> Brano dell'esercizio
# # # # #

Daniele Gatti e la Staatskapelle di Dresda a Verona con Mahler
L'8 settembre aprono il Settembre dell'Accademia, il 9 con Beatrice Rana
Un doppio concerto molto atteso vedrà Daniele Gatti con la sua Sächsische Staatskapelle Dresden protagonisti a Verona dell'apertura del Settembre dell'Accademia: l'8 nella Sesta sinfonia di Mahler e il 9 in Beethoven e Brahms con la partecipazione della stella del pianoforte Beatrice Rana. La 25/a edizione del festival internazionale di musica porterà fino al 30 settembre al Teatro Filarmonico alcuni degli ensemble più prestigiosi della scena e direttori d'orchestra di spicco all'insegna del sinfonismo romantico. Gatti torna a Verona dopo il successo di due anni fa, alla guida della storica e monumentale Sächsische Staatskapelle Dresden, di cui sarà Direttore Principale per scelta degli stessi orchestrali. L'occasione è ghiotta, perché sono le uniche date della tournée europea dell' orchestra tedesca fondata nel 1548 in cui verranno eseguiti entrambi i programmi messi in calendario in questo periodo. La sesta di Mahler, che l'autore stesso definì 'Tragica', sarà eseguita per la prima volta in Italia nell'ambito del ciclo completo delle sinfonie del compositore che la Staatskapelle sta affrontando per la prima volta nella sua storia proprio per volere di Gatti. Il 9 settembre saranno proposti l'Ouverture dell'Egmot e il Concerto per pianoforte e orchestra n. 4 di Beethoven, con Beatrice Rana alla sua prima collaborazione con il direttore d'orchestra milanese, e la Sinfonia n. 2 di Brahms. "Il Settembre dell'Accademia" tornerà il 16 con il concerto della Bergen Philharmonic Orchestra diretta di Dima Slobodeniouk e il pianista norvegese Leif Ove Andsnes, undici candidature ai Grammy e sette Gramophone Awards, nel Secondo concerto per pianoforte di Brahms e nella Quarta Sinfonia di Čajkovskij. Il 23 settembre sarà la volta della Baltic Sea Philharmonic con il suo direttore ospite principale, l'americano Robert Trevino, nelle Variazioni su un tema rococò per violoncello e orchestra di Čajkovskij e nella Prima Sinfonia di Brahms, con la giovanissima stella nascente del violoncello Charlotte Melkonian, classe 2013. La conclusione della rassegna promossa dall'Accademia Filarmonica di Verona, il 26 settembre, è affidata all'Orchestra dell'Accademia Nazionale di Santa Cecilia, diretta da Stanislav Kochanovsky, con il pianista Nikolai Lugansky in un programma interamente dedicato a Sergej Rachmaninov con la Seconda Sinfonia e il Concerto per pianoforte e orchestra n. 3.

# # # # #

> Dati forniti
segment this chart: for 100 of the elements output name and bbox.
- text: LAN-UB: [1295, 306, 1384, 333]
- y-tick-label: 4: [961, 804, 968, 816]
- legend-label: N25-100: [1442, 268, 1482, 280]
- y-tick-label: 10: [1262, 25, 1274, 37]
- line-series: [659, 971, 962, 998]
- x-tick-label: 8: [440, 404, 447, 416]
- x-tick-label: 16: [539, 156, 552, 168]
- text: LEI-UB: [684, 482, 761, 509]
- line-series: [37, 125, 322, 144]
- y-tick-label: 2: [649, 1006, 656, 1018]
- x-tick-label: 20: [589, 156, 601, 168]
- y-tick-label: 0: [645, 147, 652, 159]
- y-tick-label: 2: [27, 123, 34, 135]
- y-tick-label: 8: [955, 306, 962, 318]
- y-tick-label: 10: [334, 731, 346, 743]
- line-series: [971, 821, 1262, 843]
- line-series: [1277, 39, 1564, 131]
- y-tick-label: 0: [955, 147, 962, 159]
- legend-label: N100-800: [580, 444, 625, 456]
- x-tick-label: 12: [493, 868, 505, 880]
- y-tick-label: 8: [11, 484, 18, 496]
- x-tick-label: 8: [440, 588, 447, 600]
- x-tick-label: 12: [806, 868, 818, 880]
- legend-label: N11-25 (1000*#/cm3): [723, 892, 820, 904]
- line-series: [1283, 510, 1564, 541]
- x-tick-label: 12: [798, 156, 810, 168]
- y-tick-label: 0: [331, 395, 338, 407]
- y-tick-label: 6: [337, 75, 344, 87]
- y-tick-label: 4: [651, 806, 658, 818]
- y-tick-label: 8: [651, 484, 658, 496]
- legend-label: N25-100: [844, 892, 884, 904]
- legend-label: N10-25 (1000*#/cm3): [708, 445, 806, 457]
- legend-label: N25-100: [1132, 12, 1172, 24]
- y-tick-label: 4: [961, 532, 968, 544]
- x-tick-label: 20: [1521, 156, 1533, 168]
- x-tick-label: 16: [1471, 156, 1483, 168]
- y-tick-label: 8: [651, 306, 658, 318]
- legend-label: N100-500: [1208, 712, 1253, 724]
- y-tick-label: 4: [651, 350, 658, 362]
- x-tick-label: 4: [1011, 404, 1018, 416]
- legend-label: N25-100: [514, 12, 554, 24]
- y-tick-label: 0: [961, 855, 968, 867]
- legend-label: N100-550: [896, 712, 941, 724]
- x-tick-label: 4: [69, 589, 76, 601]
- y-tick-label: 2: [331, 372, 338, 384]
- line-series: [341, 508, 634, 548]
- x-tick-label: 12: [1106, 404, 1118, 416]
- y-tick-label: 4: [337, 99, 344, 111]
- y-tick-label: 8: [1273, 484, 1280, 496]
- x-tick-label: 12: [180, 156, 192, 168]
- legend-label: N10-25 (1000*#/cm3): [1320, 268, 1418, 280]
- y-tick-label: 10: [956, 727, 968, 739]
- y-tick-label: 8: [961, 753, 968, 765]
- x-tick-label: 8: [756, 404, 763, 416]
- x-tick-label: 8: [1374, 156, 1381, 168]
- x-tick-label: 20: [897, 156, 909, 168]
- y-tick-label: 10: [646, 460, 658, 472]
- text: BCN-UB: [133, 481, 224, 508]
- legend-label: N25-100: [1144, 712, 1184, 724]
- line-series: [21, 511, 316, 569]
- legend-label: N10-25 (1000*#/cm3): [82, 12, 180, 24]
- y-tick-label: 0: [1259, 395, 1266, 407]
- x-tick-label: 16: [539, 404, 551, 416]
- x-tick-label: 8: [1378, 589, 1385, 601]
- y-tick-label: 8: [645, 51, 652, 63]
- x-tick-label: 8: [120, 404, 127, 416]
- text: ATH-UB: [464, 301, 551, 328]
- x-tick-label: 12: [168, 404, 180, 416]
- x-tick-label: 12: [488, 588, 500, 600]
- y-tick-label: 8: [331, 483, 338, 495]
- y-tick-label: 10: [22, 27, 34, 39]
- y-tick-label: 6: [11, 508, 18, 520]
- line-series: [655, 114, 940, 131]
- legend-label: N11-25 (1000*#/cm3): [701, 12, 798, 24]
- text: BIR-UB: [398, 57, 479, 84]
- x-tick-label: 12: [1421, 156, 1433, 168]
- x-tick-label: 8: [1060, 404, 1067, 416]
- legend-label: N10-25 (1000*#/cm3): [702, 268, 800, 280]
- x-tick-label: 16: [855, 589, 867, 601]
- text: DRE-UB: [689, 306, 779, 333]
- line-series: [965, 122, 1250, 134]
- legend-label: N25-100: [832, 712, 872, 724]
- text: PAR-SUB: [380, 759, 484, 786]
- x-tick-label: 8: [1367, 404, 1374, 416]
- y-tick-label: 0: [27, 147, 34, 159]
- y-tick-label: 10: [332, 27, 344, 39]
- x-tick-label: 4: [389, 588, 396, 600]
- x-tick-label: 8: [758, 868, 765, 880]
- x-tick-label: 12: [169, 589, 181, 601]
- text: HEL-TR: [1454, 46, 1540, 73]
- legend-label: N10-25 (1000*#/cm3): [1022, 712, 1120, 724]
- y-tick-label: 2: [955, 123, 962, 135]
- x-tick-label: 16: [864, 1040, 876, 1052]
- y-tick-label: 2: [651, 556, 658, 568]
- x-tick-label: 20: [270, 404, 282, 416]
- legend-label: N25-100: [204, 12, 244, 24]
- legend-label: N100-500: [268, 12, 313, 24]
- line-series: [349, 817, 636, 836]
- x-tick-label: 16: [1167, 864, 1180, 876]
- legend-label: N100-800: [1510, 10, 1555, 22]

# # # # #

> Istruzioni di lavoro
A) Secondo il brano sul Settembre dell'Accademia, in quale anno è stata fondata l'orchestra tedesca diretta da Daniele Gatti?
B) Traduca in inglese questa frase del brano sul Settembre dell'Accademia: «Gatti torna a Verona dopo il successo di due anni fa, alla guida della storica e monumentale Sächsische Staatskapelle Dresden, di cui sarà Direttore Principale per scelta degli stessi orchestrali.»
I dati riportati non hanno alcun rapporto con il brano.

> Risposte alle consegne
A) Nel 1548.

B) Gatti returns to Verona after his success two years ago, at the helm of the historic and monumental Sächsische Staatskapelle Dresden, of which he will be Principal Conductor by choice of the orchestra members themselves.